## [Job]
Below you will find a set of lines. Repeat them all exactly.

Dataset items
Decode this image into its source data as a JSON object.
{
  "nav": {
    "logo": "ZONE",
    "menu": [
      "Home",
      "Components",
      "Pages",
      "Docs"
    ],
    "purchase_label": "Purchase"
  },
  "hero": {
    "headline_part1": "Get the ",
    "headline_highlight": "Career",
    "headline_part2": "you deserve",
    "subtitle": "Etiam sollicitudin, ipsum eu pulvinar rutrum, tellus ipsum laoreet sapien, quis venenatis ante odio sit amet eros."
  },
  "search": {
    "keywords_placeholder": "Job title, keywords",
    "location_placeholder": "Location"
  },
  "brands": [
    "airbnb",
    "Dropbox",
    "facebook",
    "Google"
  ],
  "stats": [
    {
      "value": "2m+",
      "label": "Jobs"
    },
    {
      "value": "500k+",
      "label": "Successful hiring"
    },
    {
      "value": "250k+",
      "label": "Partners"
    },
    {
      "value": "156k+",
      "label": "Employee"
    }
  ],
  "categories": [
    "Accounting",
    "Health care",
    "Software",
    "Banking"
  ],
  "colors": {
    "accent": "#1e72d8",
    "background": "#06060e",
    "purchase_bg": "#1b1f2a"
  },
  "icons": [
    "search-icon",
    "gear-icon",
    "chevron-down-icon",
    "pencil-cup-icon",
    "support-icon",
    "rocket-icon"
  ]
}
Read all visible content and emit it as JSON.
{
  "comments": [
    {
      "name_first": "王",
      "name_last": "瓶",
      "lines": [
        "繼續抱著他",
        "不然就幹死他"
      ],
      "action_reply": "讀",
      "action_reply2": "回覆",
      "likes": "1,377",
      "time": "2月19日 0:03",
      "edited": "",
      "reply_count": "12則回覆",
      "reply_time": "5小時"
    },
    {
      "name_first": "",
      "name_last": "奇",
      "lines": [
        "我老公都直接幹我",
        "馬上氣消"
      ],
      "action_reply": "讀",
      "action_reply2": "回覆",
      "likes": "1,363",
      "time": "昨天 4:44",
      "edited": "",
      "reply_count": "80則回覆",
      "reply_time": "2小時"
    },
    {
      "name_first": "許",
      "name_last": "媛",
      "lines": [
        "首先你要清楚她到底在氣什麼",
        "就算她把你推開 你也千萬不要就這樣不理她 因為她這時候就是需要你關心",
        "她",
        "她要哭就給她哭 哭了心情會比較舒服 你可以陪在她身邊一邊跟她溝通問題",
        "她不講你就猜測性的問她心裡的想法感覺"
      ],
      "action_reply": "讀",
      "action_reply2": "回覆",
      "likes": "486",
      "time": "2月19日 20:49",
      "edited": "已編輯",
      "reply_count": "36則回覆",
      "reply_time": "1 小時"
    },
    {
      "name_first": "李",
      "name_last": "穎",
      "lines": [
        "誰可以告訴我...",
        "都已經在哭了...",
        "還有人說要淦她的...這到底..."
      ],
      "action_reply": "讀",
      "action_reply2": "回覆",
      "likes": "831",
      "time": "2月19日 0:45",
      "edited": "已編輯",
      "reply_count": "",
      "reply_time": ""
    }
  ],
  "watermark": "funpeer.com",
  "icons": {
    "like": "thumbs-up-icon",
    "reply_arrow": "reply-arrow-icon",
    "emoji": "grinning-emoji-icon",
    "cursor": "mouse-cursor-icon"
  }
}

## [The reply]
Decode this image into its source data as a JSON object.
{
  "nav": {
    "logo": "ZONE",
    "menu": [
      "Home",
      "Components",
      "Pages",
      "Docs"
    ],
    "purchase_label": "Purchase"
  },
  "hero": {
    "headline_part1": "Get the ",
    "headline_highlight": "Career",
    "headline_part2": "you deserve",
    "subtitle": "Etiam sollicitudin, ipsum eu pulvinar rutrum, tellus ipsum laoreet sapien, quis venenatis ante odio sit amet eros."
  },
  "search": {
    "keywords_placeholder": "Job title, keywords",
    "location_placeholder": "Location"
  },
  "brands": [
    "airbnb",
    "Dropbox",
    "facebook",
    "Google"
  ],
  "stats": [
    {
      "value": "2m+",
      "label": "Jobs"
    },
    {
      "value": "500k+",
      "label": "Successful hiring"
    },
    {
      "value": "250k+",
      "label": "Partners"
    },
    {
      "value": "156k+",
      "label": "Employee"
    }
  ],
  "categories": [
    "Accounting",
    "Health care",
    "Software",
    "Banking"
  ],
  "colors": {
    "accent": "#1e72d8",
    "background": "#06060e",
    "purchase_bg": "#1b1f2a"
  },
  "icons": [
    "search-icon",
    "gear-icon",
    "chevron-down-icon",
    "pencil-cup-icon",
    "support-icon",
    "rocket-icon"
  ]
}
Read all visible content and emit it as JSON.
{
  "comments": [
    {
      "name_first": "王",
      "name_last": "瓶",
      "lines": [
        "繼續抱著他",
        "不然就幹死他"
      ],
      "action_reply": "讀",
      "action_reply2": "回覆",
      "likes": "1,377",
      "time": "2月19日 0:03",
      "edited": "",
      "reply_count": "12則回覆",
      "reply_time": "5小時"
    },
    {
      "name_first": "",
      "name_last": "奇",
      "lines": [
        "我老公都直接幹我",
        "馬上氣消"
      ],
      "action_reply": "讀",
      "action_reply2": "回覆",
      "likes": "1,363",
      "time": "昨天 4:44",
      "edited": "",
      "reply_count": "80則回覆",
      "reply_time": "2小時"
    },
    {
      "name_first": "許",
      "name_last": "媛",
      "lines": [
        "首先你要清楚她到底在氣什麼",
        "就算她把你推開 你也千萬不要就這樣不理她 因為她這時候就是需要你關心",
        "她",
        "她要哭就給她哭 哭了心情會比較舒服 你可以陪在她身邊一邊跟她溝通問題",
        "她不講你就猜測性的問她心裡的想法感覺"
      ],
      "action_reply": "讀",
      "action_reply2": "回覆",
      "likes": "486",
      "time": "2月19日 20:49",
      "edited": "已編輯",
      "reply_count": "36則回覆",
      "reply_time": "1 小時"
    },
    {
      "name_first": "李",
      "name_last": "穎",
      "lines": [
        "誰可以告訴我...",
        "都已經在哭了...",
        "還有人說要淦她的...這到底..."
      ],
      "action_reply": "讀",
      "action_reply2": "回覆",
      "likes": "831",
      "time": "2月19日 0:45",
      "edited": "已編輯",
      "reply_count": "",
      "reply_time": ""
    }
  ],
  "watermark": "funpeer.com",
  "icons": {
    "like": "thumbs-up-icon",
    "reply_arrow": "reply-arrow-icon",
    "emoji": "grinning-emoji-icon",
    "cursor": "mouse-cursor-icon"
  }
}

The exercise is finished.